Extracted material:

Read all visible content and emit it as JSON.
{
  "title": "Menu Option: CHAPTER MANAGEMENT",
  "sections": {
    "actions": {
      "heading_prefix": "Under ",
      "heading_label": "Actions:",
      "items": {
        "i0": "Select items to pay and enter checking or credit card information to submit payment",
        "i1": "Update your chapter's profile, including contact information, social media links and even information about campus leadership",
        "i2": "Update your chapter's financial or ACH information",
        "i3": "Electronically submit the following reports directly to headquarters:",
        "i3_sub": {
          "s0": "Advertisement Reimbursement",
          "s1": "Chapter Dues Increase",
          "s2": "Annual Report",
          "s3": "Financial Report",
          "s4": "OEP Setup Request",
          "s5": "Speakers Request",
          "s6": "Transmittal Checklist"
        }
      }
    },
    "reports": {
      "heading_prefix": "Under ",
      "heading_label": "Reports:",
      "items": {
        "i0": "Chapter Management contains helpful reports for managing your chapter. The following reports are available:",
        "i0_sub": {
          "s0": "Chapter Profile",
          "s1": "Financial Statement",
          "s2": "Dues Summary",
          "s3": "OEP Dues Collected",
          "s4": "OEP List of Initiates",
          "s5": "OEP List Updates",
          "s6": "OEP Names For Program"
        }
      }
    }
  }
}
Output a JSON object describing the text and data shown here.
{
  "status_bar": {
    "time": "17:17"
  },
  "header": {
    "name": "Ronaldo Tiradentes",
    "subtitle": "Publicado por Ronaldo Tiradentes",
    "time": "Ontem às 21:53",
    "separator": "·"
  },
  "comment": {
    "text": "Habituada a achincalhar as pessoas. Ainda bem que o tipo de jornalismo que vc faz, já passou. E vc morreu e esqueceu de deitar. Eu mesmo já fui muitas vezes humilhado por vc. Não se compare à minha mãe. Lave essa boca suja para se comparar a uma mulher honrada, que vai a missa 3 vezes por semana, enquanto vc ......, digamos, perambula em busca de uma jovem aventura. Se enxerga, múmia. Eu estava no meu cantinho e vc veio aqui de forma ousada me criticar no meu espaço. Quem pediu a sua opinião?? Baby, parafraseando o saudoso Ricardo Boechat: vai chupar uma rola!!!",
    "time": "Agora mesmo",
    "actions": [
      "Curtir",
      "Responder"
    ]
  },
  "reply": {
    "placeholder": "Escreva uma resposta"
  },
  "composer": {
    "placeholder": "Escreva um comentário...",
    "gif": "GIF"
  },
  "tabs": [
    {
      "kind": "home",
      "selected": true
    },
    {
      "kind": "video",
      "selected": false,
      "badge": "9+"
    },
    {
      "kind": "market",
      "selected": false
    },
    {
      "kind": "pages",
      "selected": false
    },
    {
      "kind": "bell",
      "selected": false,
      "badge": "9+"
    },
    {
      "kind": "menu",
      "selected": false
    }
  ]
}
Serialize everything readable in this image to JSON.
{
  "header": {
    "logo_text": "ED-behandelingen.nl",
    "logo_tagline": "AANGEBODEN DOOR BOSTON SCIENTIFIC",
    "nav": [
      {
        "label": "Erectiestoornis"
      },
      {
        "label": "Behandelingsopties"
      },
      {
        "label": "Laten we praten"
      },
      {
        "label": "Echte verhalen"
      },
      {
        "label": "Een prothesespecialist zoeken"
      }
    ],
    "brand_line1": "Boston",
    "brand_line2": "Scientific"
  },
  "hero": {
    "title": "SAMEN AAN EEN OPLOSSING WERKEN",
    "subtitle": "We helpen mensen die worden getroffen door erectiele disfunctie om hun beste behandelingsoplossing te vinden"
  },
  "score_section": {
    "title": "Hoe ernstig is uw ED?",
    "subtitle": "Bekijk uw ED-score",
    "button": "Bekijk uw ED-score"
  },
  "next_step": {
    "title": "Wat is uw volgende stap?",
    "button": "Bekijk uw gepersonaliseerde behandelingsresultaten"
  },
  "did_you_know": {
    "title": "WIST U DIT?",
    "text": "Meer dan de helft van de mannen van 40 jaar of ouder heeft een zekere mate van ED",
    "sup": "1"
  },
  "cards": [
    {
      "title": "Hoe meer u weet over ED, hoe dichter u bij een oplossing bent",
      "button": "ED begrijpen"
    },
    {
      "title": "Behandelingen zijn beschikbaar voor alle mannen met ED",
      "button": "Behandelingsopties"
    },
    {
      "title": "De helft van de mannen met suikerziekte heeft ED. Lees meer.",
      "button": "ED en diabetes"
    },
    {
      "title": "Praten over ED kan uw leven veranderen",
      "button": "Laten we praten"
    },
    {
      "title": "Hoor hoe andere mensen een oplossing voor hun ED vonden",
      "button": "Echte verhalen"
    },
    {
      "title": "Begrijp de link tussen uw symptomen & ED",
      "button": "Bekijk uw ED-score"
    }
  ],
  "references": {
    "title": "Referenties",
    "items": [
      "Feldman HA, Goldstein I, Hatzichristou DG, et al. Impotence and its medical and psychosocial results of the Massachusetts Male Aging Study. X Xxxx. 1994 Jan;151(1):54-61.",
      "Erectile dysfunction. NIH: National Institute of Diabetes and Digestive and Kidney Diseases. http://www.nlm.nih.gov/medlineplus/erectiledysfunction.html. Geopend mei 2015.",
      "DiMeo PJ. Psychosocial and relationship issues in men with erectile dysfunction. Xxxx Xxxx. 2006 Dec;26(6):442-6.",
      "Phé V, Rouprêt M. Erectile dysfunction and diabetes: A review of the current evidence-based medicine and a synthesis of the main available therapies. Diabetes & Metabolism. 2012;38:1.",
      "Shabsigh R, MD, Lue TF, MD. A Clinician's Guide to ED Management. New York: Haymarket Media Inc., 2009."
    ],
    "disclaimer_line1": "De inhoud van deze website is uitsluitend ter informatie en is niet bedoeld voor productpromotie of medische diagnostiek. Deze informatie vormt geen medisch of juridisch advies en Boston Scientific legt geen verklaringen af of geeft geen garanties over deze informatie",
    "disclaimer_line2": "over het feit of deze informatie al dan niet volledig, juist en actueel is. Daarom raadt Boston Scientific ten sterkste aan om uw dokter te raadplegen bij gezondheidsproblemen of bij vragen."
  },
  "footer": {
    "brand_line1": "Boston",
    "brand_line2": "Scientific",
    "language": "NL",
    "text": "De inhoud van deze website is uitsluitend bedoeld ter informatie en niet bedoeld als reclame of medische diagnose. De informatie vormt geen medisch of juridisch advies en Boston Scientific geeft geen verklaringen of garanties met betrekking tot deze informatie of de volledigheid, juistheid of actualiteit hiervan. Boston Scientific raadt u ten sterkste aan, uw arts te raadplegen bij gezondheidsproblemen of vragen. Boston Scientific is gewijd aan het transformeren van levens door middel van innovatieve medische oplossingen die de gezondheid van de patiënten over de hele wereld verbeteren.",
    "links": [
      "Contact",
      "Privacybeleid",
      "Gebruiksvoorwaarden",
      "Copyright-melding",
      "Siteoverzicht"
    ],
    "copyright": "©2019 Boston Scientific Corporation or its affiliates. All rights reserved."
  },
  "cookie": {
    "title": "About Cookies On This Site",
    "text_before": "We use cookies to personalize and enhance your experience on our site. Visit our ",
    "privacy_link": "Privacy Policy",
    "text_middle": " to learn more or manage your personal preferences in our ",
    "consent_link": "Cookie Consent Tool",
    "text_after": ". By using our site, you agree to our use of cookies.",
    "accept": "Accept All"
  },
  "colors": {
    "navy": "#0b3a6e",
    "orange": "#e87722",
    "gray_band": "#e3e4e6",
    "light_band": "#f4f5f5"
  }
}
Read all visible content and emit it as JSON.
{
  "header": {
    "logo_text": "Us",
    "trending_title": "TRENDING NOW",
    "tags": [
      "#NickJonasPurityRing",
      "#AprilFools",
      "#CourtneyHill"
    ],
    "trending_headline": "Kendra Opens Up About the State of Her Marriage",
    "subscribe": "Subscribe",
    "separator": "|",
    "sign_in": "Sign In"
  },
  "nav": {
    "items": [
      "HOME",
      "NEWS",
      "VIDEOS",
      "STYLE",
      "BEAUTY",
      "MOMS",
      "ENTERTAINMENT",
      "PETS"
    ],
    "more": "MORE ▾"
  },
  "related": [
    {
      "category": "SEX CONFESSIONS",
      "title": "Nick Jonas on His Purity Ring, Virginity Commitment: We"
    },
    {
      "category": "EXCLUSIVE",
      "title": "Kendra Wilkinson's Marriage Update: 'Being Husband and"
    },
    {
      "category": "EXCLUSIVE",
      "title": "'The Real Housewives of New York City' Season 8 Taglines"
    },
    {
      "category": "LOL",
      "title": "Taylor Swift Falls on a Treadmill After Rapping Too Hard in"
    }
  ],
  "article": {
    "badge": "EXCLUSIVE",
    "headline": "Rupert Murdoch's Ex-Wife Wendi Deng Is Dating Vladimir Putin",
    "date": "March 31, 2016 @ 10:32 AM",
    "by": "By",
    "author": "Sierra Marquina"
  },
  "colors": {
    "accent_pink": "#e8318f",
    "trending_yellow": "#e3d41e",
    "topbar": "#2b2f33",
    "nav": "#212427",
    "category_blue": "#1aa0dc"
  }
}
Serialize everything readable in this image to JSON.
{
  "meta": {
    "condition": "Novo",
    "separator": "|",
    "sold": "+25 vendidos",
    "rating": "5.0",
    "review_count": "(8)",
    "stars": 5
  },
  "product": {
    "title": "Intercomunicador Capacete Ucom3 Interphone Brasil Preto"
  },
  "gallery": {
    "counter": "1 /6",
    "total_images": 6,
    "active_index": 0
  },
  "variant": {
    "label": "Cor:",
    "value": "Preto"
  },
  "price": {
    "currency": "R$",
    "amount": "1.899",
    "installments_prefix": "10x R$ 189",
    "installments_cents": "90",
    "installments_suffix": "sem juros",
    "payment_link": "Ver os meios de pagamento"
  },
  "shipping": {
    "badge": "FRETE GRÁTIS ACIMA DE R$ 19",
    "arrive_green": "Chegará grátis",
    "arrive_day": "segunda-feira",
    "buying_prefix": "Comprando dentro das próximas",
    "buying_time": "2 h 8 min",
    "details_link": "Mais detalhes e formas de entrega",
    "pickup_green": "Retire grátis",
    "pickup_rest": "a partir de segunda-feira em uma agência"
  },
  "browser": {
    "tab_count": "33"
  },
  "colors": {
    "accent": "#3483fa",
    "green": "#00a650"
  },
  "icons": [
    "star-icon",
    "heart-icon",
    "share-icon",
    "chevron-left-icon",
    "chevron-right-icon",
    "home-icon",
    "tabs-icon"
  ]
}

What is needed: In the entries above, identify every line with the word "Ronaldo". Copy those lines.

Result of this exercise:
    "name": "Ronaldo Tiradentes",
    "subtitle": "Publicado por Ronaldo Tiradentes",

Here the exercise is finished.